Stored entries

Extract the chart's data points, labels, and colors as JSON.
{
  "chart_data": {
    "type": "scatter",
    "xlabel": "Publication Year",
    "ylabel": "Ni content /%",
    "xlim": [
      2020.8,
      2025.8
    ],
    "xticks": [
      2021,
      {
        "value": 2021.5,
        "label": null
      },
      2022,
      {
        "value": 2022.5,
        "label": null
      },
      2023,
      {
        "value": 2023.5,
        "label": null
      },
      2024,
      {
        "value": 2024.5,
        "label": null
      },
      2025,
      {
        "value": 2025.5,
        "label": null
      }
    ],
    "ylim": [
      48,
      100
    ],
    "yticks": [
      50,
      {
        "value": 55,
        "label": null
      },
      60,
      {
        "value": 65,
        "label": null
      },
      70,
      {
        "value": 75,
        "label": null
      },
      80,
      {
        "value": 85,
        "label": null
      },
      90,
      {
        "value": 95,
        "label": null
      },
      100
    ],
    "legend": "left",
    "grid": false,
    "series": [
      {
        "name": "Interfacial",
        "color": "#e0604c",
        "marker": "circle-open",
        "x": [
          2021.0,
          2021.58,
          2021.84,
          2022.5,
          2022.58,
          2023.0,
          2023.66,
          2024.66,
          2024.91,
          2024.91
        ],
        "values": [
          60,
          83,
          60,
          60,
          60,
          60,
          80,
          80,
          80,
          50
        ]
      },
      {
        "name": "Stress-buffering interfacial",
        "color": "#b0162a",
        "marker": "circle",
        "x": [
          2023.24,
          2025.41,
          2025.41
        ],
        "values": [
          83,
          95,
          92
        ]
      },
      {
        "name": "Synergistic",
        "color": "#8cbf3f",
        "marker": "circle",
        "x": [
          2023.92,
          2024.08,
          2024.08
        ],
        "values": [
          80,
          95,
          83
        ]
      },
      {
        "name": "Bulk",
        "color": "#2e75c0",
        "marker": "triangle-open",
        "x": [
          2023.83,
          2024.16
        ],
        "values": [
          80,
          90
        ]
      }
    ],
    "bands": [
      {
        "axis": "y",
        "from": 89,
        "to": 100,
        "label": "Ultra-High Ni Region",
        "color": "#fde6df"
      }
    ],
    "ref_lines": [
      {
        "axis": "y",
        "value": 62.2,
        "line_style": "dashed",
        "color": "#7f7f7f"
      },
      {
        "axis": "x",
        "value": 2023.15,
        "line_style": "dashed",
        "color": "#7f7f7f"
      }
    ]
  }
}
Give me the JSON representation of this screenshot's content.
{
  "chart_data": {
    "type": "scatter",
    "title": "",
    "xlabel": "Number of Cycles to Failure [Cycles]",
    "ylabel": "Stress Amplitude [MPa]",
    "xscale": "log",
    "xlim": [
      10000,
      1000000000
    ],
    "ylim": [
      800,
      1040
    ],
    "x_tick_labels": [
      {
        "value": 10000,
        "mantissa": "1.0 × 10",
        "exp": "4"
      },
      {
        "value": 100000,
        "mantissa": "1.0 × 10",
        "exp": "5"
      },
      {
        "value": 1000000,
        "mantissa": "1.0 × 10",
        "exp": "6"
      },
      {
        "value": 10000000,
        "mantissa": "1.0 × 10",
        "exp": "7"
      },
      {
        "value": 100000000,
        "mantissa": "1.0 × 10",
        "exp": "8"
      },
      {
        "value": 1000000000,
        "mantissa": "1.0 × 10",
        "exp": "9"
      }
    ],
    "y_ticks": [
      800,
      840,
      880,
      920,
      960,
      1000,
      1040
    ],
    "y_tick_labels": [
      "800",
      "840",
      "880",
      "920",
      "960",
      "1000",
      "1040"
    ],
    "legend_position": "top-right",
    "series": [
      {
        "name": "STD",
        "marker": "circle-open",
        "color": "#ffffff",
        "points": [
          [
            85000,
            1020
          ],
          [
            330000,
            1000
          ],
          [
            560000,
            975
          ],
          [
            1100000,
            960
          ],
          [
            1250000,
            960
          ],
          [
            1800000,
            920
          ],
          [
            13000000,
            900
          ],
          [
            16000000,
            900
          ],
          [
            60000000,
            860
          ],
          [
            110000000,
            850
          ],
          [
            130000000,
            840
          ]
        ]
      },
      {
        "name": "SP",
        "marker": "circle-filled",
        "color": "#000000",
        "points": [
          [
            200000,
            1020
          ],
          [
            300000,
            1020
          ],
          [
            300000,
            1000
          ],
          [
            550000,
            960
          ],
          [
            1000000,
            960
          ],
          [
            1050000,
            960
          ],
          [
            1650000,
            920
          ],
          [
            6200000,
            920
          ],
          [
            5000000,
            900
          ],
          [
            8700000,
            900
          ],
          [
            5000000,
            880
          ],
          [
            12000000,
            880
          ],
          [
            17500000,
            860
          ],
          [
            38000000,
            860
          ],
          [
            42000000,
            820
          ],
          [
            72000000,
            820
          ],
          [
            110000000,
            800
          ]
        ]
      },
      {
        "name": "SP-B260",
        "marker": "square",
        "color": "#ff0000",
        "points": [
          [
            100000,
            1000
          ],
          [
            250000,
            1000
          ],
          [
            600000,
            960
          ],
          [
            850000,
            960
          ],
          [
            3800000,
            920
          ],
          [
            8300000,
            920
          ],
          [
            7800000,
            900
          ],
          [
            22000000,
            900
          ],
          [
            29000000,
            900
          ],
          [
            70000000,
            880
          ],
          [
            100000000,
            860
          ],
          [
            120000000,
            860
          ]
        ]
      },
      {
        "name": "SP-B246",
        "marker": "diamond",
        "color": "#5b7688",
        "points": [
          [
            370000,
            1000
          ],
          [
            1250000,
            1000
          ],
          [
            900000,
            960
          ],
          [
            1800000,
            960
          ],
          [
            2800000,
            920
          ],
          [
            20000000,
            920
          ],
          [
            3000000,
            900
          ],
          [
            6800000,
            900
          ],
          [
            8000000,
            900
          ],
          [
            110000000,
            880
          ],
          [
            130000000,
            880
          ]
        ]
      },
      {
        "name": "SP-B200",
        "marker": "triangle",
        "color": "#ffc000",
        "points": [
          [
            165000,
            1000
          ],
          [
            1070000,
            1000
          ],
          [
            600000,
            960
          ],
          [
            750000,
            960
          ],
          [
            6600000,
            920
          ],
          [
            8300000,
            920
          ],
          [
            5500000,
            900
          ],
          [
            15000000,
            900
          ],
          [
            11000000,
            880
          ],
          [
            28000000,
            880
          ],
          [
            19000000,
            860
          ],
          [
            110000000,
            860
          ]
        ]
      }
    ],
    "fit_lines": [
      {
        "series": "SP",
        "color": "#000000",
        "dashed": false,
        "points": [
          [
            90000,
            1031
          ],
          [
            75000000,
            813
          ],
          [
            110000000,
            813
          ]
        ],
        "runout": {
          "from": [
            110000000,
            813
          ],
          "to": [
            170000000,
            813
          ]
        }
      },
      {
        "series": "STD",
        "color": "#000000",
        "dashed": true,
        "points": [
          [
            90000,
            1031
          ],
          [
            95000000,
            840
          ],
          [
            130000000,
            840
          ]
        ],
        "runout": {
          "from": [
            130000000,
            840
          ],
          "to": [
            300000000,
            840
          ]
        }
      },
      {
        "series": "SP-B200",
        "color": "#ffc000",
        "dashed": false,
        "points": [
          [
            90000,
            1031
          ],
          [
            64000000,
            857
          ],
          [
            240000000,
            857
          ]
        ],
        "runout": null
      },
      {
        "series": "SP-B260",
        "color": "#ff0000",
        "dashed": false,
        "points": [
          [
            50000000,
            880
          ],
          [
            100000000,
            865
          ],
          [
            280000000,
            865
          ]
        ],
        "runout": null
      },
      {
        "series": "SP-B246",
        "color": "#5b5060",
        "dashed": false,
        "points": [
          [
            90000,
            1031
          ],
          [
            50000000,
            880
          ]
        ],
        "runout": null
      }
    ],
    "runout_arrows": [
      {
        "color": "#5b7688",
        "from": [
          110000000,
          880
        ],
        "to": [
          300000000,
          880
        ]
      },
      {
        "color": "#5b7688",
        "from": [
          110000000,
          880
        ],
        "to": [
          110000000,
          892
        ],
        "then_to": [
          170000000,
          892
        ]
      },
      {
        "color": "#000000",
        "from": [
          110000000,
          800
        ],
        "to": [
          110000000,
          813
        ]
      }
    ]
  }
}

→ **OBJECTIVE**: Find each line holding "JSON". Copy it out.

→ **CORRECT RESPONSE**:
Extract the chart's data points, labels, and colors as JSON.
Give me the JSON representation of this screenshot's content.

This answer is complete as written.